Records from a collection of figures

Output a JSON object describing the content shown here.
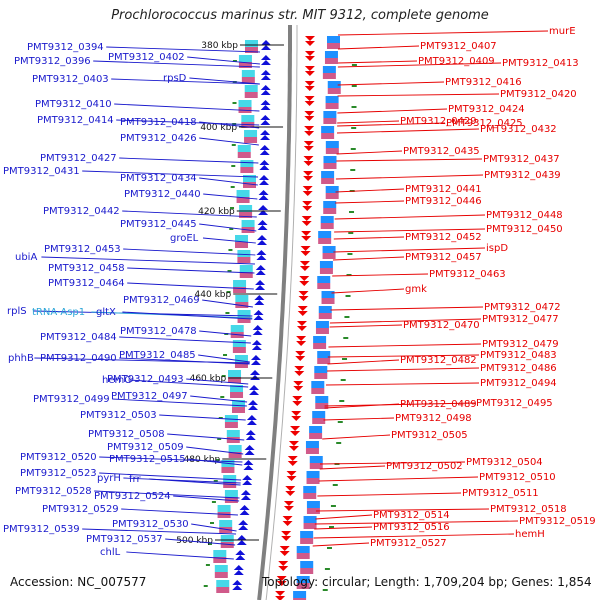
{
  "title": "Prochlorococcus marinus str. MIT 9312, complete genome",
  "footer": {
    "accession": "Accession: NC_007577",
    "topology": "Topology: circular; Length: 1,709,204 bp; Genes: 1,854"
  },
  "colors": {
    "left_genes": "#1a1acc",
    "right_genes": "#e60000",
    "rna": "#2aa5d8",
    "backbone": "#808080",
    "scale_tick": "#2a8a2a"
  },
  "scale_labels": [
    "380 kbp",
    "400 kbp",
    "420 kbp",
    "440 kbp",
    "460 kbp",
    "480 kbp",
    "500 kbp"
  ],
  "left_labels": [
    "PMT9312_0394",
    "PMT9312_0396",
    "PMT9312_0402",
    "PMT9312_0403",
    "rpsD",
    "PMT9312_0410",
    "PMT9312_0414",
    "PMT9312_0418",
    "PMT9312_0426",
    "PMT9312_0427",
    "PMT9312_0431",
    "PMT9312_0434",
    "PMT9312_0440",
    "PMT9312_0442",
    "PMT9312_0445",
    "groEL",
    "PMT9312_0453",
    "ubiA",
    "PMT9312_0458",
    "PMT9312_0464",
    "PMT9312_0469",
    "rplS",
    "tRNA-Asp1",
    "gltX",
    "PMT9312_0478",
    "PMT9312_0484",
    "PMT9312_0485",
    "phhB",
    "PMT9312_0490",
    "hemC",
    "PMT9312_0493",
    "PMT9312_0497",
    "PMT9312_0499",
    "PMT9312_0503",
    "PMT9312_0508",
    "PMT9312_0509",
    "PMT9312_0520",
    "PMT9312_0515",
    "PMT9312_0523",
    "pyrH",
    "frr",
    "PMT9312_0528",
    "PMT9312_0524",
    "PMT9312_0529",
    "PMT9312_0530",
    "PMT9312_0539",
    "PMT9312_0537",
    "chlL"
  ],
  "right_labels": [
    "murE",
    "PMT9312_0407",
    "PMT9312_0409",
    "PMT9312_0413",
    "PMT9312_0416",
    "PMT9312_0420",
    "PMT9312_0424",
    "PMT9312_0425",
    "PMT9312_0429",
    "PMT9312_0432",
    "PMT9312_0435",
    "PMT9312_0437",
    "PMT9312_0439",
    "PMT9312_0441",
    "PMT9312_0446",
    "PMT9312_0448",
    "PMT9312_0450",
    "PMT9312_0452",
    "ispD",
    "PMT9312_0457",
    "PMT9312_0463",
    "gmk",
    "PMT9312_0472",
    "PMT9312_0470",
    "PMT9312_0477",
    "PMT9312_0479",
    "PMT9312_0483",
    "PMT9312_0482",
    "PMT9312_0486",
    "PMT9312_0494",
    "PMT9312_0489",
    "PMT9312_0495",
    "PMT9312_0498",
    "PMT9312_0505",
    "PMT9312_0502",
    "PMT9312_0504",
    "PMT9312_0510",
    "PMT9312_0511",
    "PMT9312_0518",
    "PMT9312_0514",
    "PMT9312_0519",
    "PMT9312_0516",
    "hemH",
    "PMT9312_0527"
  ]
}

> [AIM OF THE TASK]
The answer must be an exact copy of the records, with no pictures in it.

> [WRITTEN ANSWER]
Output a JSON object describing the content shown here.
{
  "title": "Prochlorococcus marinus str. MIT 9312, complete genome",
  "footer": {
    "accession": "Accession: NC_007577",
    "topology": "Topology: circular; Length: 1,709,204 bp; Genes: 1,854"
  },
  "colors": {
    "left_genes": "#1a1acc",
    "right_genes": "#e60000",
    "rna": "#2aa5d8",
    "backbone": "#808080",
    "scale_tick": "#2a8a2a"
  },
  "scale_labels": [
    "380 kbp",
    "400 kbp",
    "420 kbp",
    "440 kbp",
    "460 kbp",
    "480 kbp",
    "500 kbp"
  ],
  "left_labels": [
    "PMT9312_0394",
    "PMT9312_0396",
    "PMT9312_0402",
    "PMT9312_0403",
    "rpsD",
    "PMT9312_0410",
    "PMT9312_0414",
    "PMT9312_0418",
    "PMT9312_0426",
    "PMT9312_0427",
    "PMT9312_0431",
    "PMT9312_0434",
    "PMT9312_0440",
    "PMT9312_0442",
    "PMT9312_0445",
    "groEL",
    "PMT9312_0453",
    "ubiA",
    "PMT9312_0458",
    "PMT9312_0464",
    "PMT9312_0469",
    "rplS",
    "tRNA-Asp1",
    "gltX",
    "PMT9312_0478",
    "PMT9312_0484",
    "PMT9312_0485",
    "phhB",
    "PMT9312_0490",
    "hemC",
    "PMT9312_0493",
    "PMT9312_0497",
    "PMT9312_0499",
    "PMT9312_0503",
    "PMT9312_0508",
    "PMT9312_0509",
    "PMT9312_0520",
    "PMT9312_0515",
    "PMT9312_0523",
    "pyrH",
    "frr",
    "PMT9312_0528",
    "PMT9312_0524",
    "PMT9312_0529",
    "PMT9312_0530",
    "PMT9312_0539",
    "PMT9312_0537",
    "chlL"
  ],
  "right_labels": [
    "murE",
    "PMT9312_0407",
    "PMT9312_0409",
    "PMT9312_0413",
    "PMT9312_0416",
    "PMT9312_0420",
    "PMT9312_0424",
    "PMT9312_0425",
    "PMT9312_0429",
    "PMT9312_0432",
    "PMT9312_0435",
    "PMT9312_0437",
    "PMT9312_0439",
    "PMT9312_0441",
    "PMT9312_0446",
    "PMT9312_0448",
    "PMT9312_0450",
    "PMT9312_0452",
    "ispD",
    "PMT9312_0457",
    "PMT9312_0463",
    "gmk",
    "PMT9312_0472",
    "PMT9312_0470",
    "PMT9312_0477",
    "PMT9312_0479",
    "PMT9312_0483",
    "PMT9312_0482",
    "PMT9312_0486",
    "PMT9312_0494",
    "PMT9312_0489",
    "PMT9312_0495",
    "PMT9312_0498",
    "PMT9312_0505",
    "PMT9312_0502",
    "PMT9312_0504",
    "PMT9312_0510",
    "PMT9312_0511",
    "PMT9312_0518",
    "PMT9312_0514",
    "PMT9312_0519",
    "PMT9312_0516",
    "hemH",
    "PMT9312_0527"
  ]
}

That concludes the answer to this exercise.